Transcribe the material in full. Nothing should differ except that the pictures are left out.

### Excerpts from a figure dataset
____
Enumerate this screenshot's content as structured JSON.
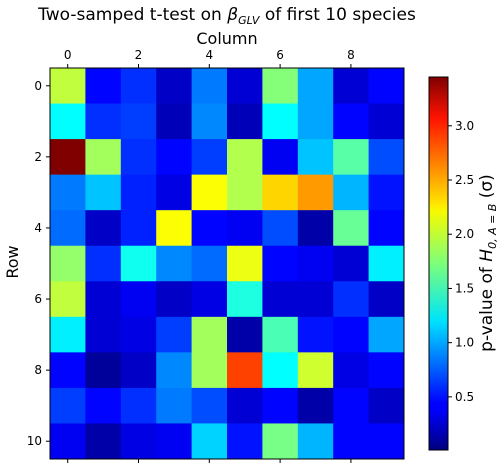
{
  "chart_data": {
    "type": "heatmap",
    "title_prefix": "Two-samped t-test on ",
    "title_symbol": "β",
    "title_subscript": "GLV",
    "title_suffix": " of first 10 species",
    "xlabel": "Column",
    "ylabel": "Row",
    "colorbar_label_prefix": "p-value of ",
    "colorbar_label_symbol": "H",
    "colorbar_label_subscript": "0, A = B",
    "colorbar_label_suffix": " (σ)",
    "colormap": "jet",
    "x_ticks": [
      0,
      2,
      4,
      6,
      8
    ],
    "y_ticks": [
      0,
      2,
      4,
      6,
      8,
      10
    ],
    "colorbar_ticks": [
      0.5,
      1.0,
      1.5,
      2.0,
      2.5,
      3.0
    ],
    "colorbar_tick_labels": [
      "0.5",
      "1.0",
      "1.5",
      "2.0",
      "2.5",
      "3.0"
    ],
    "vmin": 0.01,
    "vmax": 3.45,
    "values": [
      [
        1.95,
        0.45,
        0.6,
        0.25,
        0.85,
        0.3,
        1.75,
        1.0,
        0.3,
        0.45
      ],
      [
        1.3,
        0.6,
        0.65,
        0.2,
        0.9,
        0.2,
        1.3,
        1.0,
        0.45,
        0.3
      ],
      [
        3.45,
        1.85,
        0.6,
        0.45,
        0.65,
        1.9,
        0.4,
        1.1,
        1.6,
        0.7
      ],
      [
        0.85,
        1.1,
        0.55,
        0.35,
        2.15,
        1.9,
        2.3,
        2.5,
        1.05,
        0.5
      ],
      [
        0.8,
        0.25,
        0.55,
        2.15,
        0.45,
        0.4,
        0.7,
        0.15,
        1.65,
        0.45
      ],
      [
        1.8,
        0.6,
        1.35,
        0.9,
        0.8,
        2.1,
        0.45,
        0.4,
        0.3,
        1.25
      ],
      [
        1.95,
        0.3,
        0.4,
        0.25,
        0.35,
        1.4,
        0.3,
        0.3,
        0.6,
        0.25
      ],
      [
        1.25,
        0.3,
        0.35,
        0.65,
        1.85,
        0.15,
        1.55,
        0.5,
        0.45,
        1.0
      ],
      [
        0.45,
        0.1,
        0.25,
        0.9,
        1.85,
        2.8,
        1.3,
        2.0,
        0.35,
        0.45
      ],
      [
        0.65,
        0.45,
        0.6,
        0.85,
        0.7,
        0.3,
        0.45,
        0.15,
        0.45,
        0.25
      ],
      [
        0.4,
        0.15,
        0.35,
        0.4,
        1.15,
        0.5,
        1.7,
        1.05,
        0.45,
        0.45
      ]
    ]
  }
}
____
### Solution
Enumerate this screenshot's content as structured JSON.
{
  "chart_data": {
    "type": "heatmap",
    "title_prefix": "Two-samped t-test on ",
    "title_symbol": "β",
    "title_subscript": "GLV",
    "title_suffix": " of first 10 species",
    "xlabel": "Column",
    "ylabel": "Row",
    "colorbar_label_prefix": "p-value of ",
    "colorbar_label_symbol": "H",
    "colorbar_label_subscript": "0, A = B",
    "colorbar_label_suffix": " (σ)",
    "colormap": "jet",
    "x_ticks": [
      0,
      2,
      4,
      6,
      8
    ],
    "y_ticks": [
      0,
      2,
      4,
      6,
      8,
      10
    ],
    "colorbar_ticks": [
      0.5,
      1.0,
      1.5,
      2.0,
      2.5,
      3.0
    ],
    "colorbar_tick_labels": [
      "0.5",
      "1.0",
      "1.5",
      "2.0",
      "2.5",
      "3.0"
    ],
    "vmin": 0.01,
    "vmax": 3.45,
    "values": [
      [
        1.95,
        0.45,
        0.6,
        0.25,
        0.85,
        0.3,
        1.75,
        1.0,
        0.3,
        0.45
      ],
      [
        1.3,
        0.6,
        0.65,
        0.2,
        0.9,
        0.2,
        1.3,
        1.0,
        0.45,
        0.3
      ],
      [
        3.45,
        1.85,
        0.6,
        0.45,
        0.65,
        1.9,
        0.4,
        1.1,
        1.6,
        0.7
      ],
      [
        0.85,
        1.1,
        0.55,
        0.35,
        2.15,
        1.9,
        2.3,
        2.5,
        1.05,
        0.5
      ],
      [
        0.8,
        0.25,
        0.55,
        2.15,
        0.45,
        0.4,
        0.7,
        0.15,
        1.65,
        0.45
      ],
      [
        1.8,
        0.6,
        1.35,
        0.9,
        0.8,
        2.1,
        0.45,
        0.4,
        0.3,
        1.25
      ],
      [
        1.95,
        0.3,
        0.4,
        0.25,
        0.35,
        1.4,
        0.3,
        0.3,
        0.6,
        0.25
      ],
      [
        1.25,
        0.3,
        0.35,
        0.65,
        1.85,
        0.15,
        1.55,
        0.5,
        0.45,
        1.0
      ],
      [
        0.45,
        0.1,
        0.25,
        0.9,
        1.85,
        2.8,
        1.3,
        2.0,
        0.35,
        0.45
      ],
      [
        0.65,
        0.45,
        0.6,
        0.85,
        0.7,
        0.3,
        0.45,
        0.15,
        0.45,
        0.25
      ],
      [
        0.4,
        0.15,
        0.35,
        0.4,
        1.15,
        0.5,
        1.7,
        1.05,
        0.45,
        0.45
      ]
    ]
  }
}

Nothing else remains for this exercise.